** Begin ITEMS **
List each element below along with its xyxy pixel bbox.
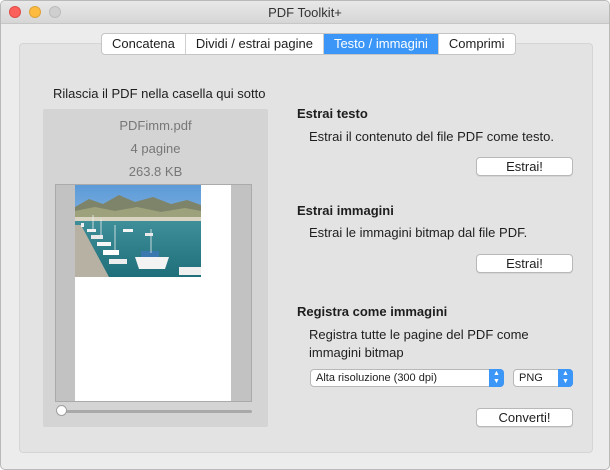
** End ITEMS **
** Begin ITEMS **
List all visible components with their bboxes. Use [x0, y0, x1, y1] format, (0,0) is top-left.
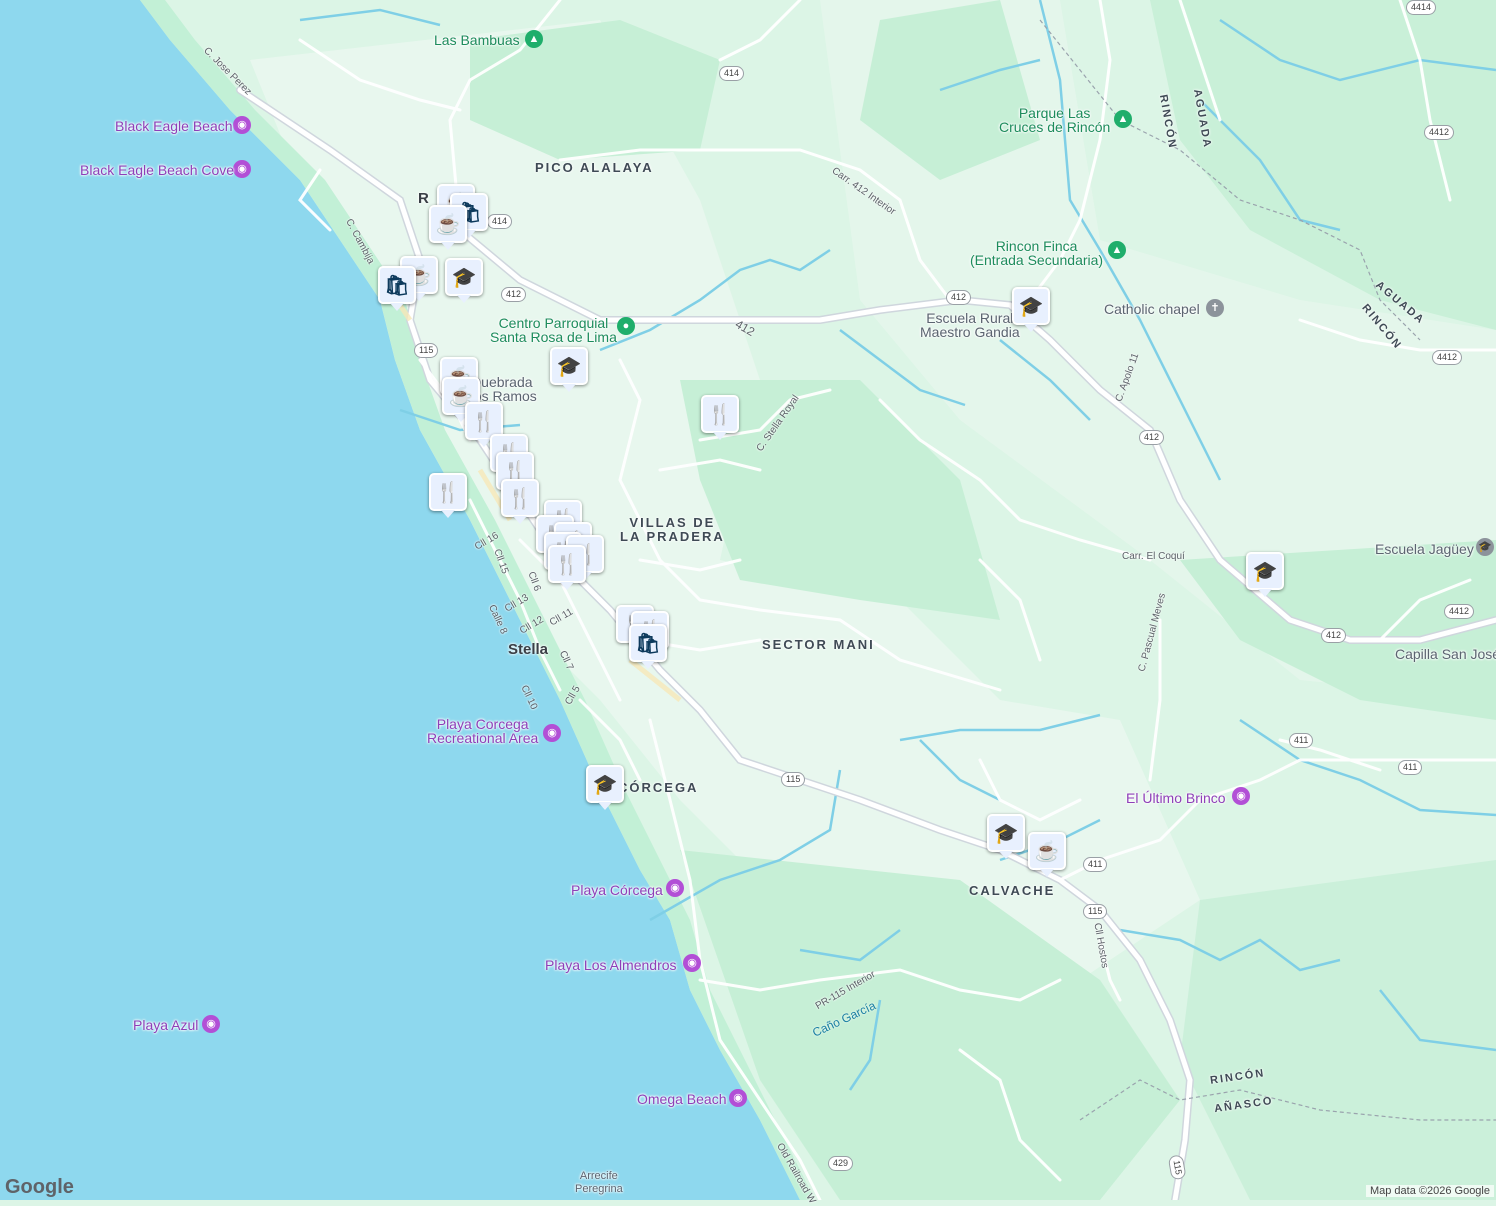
** End ITEMS **
** Begin ITEMS **
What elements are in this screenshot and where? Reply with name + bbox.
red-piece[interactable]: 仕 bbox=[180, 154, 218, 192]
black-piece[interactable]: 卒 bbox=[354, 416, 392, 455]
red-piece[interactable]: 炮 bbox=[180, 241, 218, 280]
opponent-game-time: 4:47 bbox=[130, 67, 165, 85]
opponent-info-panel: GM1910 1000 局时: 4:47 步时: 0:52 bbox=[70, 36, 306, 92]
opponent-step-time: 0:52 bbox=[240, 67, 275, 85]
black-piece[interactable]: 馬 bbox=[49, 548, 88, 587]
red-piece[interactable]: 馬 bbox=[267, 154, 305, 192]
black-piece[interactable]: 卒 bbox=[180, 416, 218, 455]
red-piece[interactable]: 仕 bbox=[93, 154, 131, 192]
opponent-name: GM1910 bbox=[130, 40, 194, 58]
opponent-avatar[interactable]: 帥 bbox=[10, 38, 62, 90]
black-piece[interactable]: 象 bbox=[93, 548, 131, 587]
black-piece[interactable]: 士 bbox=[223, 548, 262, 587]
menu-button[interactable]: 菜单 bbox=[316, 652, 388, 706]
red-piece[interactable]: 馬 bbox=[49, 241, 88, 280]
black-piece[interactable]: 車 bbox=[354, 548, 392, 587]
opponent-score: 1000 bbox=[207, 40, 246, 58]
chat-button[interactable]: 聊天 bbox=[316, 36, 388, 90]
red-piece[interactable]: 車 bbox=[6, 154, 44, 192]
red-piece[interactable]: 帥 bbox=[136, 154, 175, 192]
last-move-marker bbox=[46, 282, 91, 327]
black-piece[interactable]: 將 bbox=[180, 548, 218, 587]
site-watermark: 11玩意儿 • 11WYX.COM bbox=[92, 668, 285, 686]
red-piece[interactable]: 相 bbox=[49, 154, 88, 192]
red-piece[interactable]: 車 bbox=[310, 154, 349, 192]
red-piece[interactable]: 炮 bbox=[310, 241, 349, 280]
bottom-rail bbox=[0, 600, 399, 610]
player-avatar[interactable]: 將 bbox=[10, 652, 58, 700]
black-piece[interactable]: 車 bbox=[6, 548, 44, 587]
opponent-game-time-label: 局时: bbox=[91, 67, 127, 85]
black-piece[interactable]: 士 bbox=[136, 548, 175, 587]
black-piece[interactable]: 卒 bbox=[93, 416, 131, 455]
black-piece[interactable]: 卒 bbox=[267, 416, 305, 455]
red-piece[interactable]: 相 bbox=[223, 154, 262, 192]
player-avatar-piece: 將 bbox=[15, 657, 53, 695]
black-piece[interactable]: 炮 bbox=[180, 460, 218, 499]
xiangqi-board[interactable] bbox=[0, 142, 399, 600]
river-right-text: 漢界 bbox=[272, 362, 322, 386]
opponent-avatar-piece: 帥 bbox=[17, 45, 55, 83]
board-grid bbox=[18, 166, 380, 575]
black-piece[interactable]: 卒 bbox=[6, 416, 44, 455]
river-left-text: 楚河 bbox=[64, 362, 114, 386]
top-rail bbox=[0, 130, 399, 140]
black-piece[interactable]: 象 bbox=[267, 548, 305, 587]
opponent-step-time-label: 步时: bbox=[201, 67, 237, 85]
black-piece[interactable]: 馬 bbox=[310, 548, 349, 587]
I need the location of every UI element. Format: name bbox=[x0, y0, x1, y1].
** End ITEMS **
_REQUIREMENTS_
Gather every line of the items above that contains the word "player", matching case exactly, and copy each one out in full.

_ANSWER TO THIS EXERCISE_
player-avatar[interactable]: 將 bbox=[10, 652, 58, 700]
player-avatar-piece: 將 bbox=[15, 657, 53, 695]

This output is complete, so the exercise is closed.